**EXERCISE**
Copy the items word for word, starting at the beginning of the items and ending with the line that contains "meg-event-pixel (414, 472, 417, 476)", including that line.

--- start DATA ROWS ---

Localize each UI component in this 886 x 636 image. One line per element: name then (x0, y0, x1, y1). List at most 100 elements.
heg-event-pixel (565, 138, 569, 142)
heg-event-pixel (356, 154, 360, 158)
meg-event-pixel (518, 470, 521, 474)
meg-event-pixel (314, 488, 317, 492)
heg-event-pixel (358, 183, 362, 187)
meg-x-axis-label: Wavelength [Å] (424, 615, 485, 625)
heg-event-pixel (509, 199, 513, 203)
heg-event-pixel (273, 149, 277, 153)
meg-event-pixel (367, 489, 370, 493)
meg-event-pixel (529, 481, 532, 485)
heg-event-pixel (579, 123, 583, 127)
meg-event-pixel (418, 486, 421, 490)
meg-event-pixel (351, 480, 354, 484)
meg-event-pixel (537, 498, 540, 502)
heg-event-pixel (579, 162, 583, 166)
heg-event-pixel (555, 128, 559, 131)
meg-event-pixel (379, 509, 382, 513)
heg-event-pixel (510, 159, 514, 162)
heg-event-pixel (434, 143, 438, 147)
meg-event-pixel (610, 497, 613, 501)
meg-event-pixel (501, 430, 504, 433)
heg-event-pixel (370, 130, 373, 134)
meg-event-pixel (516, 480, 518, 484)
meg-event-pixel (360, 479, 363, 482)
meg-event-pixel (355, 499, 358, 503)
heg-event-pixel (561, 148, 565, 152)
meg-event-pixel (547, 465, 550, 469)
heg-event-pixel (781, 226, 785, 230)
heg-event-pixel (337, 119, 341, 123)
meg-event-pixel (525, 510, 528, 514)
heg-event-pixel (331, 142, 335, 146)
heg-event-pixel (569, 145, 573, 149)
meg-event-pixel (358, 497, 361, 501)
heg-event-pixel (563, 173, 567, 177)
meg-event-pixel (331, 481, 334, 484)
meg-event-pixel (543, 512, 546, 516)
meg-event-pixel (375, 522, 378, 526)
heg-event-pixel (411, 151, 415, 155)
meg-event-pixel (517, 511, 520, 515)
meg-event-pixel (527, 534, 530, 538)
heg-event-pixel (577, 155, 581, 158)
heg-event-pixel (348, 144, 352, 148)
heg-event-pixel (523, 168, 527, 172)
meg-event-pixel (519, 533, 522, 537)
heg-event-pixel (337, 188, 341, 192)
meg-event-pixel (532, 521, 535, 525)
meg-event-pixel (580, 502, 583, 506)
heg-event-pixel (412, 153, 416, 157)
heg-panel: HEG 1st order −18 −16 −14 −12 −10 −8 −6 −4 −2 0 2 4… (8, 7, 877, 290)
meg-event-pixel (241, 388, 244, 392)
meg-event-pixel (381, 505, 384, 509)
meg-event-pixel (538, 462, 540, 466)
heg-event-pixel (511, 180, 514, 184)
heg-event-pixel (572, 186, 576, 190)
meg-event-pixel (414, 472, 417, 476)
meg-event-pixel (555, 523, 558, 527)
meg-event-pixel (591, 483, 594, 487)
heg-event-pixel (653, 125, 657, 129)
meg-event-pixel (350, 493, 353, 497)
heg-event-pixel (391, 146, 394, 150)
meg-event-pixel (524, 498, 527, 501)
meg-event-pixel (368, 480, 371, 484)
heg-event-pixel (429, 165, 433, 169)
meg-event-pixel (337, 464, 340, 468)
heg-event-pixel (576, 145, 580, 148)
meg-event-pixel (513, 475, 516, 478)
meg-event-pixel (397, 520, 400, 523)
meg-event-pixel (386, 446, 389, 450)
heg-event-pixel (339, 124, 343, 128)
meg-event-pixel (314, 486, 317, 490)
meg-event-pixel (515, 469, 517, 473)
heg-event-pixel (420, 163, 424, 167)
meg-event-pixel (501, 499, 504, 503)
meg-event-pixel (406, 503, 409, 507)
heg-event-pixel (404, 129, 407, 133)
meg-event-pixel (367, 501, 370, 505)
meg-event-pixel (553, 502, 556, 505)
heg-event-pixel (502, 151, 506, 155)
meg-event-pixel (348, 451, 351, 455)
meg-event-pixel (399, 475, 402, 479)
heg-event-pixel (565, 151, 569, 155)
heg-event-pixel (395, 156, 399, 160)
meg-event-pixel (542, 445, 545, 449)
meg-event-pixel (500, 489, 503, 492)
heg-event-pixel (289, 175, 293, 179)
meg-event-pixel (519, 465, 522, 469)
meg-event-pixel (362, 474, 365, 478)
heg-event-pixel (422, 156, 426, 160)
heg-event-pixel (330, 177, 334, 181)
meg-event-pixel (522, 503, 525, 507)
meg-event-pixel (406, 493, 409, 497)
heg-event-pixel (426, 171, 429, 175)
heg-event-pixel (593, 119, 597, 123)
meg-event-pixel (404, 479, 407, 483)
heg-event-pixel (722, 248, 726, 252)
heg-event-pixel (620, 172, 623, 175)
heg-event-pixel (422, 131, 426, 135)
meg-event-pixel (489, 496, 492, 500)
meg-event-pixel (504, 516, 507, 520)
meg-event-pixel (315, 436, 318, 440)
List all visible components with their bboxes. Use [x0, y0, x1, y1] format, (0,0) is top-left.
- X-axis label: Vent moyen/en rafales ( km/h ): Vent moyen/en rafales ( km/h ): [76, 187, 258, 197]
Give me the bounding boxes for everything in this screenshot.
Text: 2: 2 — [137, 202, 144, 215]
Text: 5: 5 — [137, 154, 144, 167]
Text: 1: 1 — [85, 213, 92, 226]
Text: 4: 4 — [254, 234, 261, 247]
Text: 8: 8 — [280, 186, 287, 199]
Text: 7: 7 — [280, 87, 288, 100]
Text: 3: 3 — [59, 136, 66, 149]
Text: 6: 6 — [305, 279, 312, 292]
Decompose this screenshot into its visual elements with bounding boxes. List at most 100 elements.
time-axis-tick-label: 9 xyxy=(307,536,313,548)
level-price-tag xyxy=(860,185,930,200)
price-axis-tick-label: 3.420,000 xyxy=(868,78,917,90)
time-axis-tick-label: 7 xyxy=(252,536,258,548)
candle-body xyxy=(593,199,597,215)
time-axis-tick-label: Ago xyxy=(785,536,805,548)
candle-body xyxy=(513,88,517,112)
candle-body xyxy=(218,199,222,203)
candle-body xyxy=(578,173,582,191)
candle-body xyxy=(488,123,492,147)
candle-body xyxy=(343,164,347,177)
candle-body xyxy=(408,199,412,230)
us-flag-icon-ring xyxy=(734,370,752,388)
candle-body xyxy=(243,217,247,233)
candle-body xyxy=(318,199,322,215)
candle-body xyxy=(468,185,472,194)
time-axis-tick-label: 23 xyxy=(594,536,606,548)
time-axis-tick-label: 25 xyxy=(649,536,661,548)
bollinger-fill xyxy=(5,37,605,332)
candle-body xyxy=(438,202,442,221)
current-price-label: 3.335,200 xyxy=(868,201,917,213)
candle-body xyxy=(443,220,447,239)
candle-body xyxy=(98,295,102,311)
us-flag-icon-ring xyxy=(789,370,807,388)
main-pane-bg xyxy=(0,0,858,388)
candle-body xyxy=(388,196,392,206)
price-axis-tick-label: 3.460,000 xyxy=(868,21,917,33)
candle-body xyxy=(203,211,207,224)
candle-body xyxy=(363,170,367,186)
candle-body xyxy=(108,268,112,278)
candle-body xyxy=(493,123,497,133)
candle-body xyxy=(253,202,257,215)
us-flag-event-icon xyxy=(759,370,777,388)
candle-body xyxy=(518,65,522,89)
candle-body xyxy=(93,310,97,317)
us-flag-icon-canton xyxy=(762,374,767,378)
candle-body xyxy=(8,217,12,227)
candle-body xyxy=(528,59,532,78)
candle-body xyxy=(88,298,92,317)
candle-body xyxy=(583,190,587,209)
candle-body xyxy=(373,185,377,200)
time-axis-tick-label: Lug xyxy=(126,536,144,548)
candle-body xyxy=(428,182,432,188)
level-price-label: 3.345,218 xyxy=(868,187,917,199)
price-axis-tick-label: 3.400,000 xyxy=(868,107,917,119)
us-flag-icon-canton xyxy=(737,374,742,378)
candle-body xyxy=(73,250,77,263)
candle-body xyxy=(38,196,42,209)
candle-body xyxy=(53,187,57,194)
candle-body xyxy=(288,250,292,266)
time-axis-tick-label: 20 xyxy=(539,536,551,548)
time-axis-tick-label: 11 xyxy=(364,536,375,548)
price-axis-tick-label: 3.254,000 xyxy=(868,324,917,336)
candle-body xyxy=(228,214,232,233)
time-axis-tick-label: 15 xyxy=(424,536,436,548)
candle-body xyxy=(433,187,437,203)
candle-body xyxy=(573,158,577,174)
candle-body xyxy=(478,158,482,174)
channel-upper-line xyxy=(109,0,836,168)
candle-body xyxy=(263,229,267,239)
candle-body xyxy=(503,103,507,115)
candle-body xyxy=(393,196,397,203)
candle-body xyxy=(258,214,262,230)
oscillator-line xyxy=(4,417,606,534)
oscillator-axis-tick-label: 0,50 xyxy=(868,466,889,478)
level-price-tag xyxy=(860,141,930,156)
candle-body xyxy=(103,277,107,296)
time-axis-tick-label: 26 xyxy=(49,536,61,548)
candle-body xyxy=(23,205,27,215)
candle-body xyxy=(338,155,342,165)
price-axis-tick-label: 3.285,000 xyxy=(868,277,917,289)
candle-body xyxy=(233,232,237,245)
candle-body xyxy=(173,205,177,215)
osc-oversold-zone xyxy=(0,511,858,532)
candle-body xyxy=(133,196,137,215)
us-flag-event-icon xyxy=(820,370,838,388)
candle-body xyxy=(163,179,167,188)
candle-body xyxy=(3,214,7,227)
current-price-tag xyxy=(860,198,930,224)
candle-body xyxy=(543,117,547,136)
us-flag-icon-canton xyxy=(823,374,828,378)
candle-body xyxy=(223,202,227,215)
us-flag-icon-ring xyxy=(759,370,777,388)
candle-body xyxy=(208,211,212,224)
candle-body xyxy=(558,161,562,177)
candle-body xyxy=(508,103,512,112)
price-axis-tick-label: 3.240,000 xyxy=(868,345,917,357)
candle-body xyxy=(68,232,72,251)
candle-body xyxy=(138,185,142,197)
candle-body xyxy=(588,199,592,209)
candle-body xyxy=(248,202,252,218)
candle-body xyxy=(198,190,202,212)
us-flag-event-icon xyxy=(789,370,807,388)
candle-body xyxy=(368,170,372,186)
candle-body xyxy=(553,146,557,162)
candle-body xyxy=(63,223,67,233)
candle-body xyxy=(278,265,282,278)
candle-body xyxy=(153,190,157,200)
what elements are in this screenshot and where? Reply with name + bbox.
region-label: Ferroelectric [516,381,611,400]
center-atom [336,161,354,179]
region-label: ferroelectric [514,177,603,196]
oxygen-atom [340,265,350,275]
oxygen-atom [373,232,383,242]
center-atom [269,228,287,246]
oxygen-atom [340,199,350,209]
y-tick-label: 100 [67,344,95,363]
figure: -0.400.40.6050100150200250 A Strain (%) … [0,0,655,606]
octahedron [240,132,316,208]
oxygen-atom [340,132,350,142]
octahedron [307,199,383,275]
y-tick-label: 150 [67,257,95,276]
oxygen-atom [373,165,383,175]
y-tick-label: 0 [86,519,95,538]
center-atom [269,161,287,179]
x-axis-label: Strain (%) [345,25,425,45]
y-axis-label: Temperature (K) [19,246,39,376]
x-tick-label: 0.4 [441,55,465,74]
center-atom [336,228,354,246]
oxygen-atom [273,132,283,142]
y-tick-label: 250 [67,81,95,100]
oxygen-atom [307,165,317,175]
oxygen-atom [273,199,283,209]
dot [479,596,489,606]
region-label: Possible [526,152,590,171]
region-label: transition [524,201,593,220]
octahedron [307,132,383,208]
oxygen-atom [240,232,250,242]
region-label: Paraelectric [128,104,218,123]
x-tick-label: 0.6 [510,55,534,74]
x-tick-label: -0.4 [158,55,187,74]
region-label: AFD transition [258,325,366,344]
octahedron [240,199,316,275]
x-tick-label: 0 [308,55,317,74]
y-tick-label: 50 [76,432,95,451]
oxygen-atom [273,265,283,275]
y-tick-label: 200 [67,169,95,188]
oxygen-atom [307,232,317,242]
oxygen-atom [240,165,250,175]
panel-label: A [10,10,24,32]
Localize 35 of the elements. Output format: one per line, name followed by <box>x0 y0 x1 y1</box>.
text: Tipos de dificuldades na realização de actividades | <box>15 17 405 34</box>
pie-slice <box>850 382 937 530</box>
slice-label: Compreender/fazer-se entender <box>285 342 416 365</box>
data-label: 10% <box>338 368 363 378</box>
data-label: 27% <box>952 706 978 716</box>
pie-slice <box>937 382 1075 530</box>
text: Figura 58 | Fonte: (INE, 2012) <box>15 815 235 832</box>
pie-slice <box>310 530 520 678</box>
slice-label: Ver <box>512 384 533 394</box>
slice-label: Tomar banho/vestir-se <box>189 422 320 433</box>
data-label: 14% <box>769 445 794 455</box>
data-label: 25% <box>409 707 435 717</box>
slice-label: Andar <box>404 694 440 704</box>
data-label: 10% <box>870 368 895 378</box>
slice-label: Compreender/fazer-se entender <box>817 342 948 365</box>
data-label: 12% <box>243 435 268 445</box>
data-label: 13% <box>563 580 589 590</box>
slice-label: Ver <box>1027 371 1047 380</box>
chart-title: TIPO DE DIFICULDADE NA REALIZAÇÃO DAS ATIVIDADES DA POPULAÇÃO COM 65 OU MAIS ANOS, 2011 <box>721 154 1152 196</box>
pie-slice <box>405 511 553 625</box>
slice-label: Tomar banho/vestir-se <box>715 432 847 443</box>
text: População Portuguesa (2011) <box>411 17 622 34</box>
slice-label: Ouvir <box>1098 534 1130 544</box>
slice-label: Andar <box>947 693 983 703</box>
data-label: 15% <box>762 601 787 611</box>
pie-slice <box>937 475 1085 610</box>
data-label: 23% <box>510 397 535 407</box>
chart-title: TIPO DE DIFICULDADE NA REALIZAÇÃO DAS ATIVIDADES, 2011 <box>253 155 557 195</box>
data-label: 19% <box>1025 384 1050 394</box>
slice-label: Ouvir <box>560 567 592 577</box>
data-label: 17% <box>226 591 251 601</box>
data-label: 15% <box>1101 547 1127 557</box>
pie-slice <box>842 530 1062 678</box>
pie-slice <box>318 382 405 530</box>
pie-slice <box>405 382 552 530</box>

--- end DATA ROWS ---

**RESPONSE**
Localize each UI component in this 886 x 636 image. One line per element: name then (x0, y0, x1, y1). List at most 100 elements.
heg-event-pixel (565, 138, 569, 142)
heg-event-pixel (356, 154, 360, 158)
meg-event-pixel (518, 470, 521, 474)
meg-event-pixel (314, 488, 317, 492)
heg-event-pixel (358, 183, 362, 187)
meg-x-axis-label: Wavelength [Å] (424, 615, 485, 625)
heg-event-pixel (509, 199, 513, 203)
heg-event-pixel (273, 149, 277, 153)
meg-event-pixel (367, 489, 370, 493)
meg-event-pixel (529, 481, 532, 485)
heg-event-pixel (579, 123, 583, 127)
meg-event-pixel (418, 486, 421, 490)
meg-event-pixel (351, 480, 354, 484)
meg-event-pixel (537, 498, 540, 502)
heg-event-pixel (579, 162, 583, 166)
heg-event-pixel (555, 128, 559, 131)
meg-event-pixel (379, 509, 382, 513)
heg-event-pixel (510, 159, 514, 162)
heg-event-pixel (434, 143, 438, 147)
meg-event-pixel (610, 497, 613, 501)
meg-event-pixel (501, 430, 504, 433)
heg-event-pixel (370, 130, 373, 134)
meg-event-pixel (516, 480, 518, 484)
meg-event-pixel (360, 479, 363, 482)
meg-event-pixel (355, 499, 358, 503)
heg-event-pixel (561, 148, 565, 152)
meg-event-pixel (547, 465, 550, 469)
heg-event-pixel (781, 226, 785, 230)
heg-event-pixel (337, 119, 341, 123)
meg-event-pixel (525, 510, 528, 514)
heg-event-pixel (331, 142, 335, 146)
heg-event-pixel (569, 145, 573, 149)
meg-event-pixel (358, 497, 361, 501)
heg-event-pixel (563, 173, 567, 177)
meg-event-pixel (331, 481, 334, 484)
meg-event-pixel (543, 512, 546, 516)
meg-event-pixel (375, 522, 378, 526)
heg-event-pixel (411, 151, 415, 155)
meg-event-pixel (517, 511, 520, 515)
meg-event-pixel (527, 534, 530, 538)
heg-event-pixel (577, 155, 581, 158)
heg-event-pixel (348, 144, 352, 148)
heg-event-pixel (523, 168, 527, 172)
meg-event-pixel (519, 533, 522, 537)
heg-event-pixel (337, 188, 341, 192)
meg-event-pixel (532, 521, 535, 525)
meg-event-pixel (580, 502, 583, 506)
heg-event-pixel (412, 153, 416, 157)
heg-panel: HEG 1st order −18 −16 −14 −12 −10 −8 −6 −4 −2 0 2 4… (8, 7, 877, 290)
meg-event-pixel (241, 388, 244, 392)
meg-event-pixel (381, 505, 384, 509)
meg-event-pixel (538, 462, 540, 466)
heg-event-pixel (511, 180, 514, 184)
heg-event-pixel (572, 186, 576, 190)
meg-event-pixel (414, 472, 417, 476)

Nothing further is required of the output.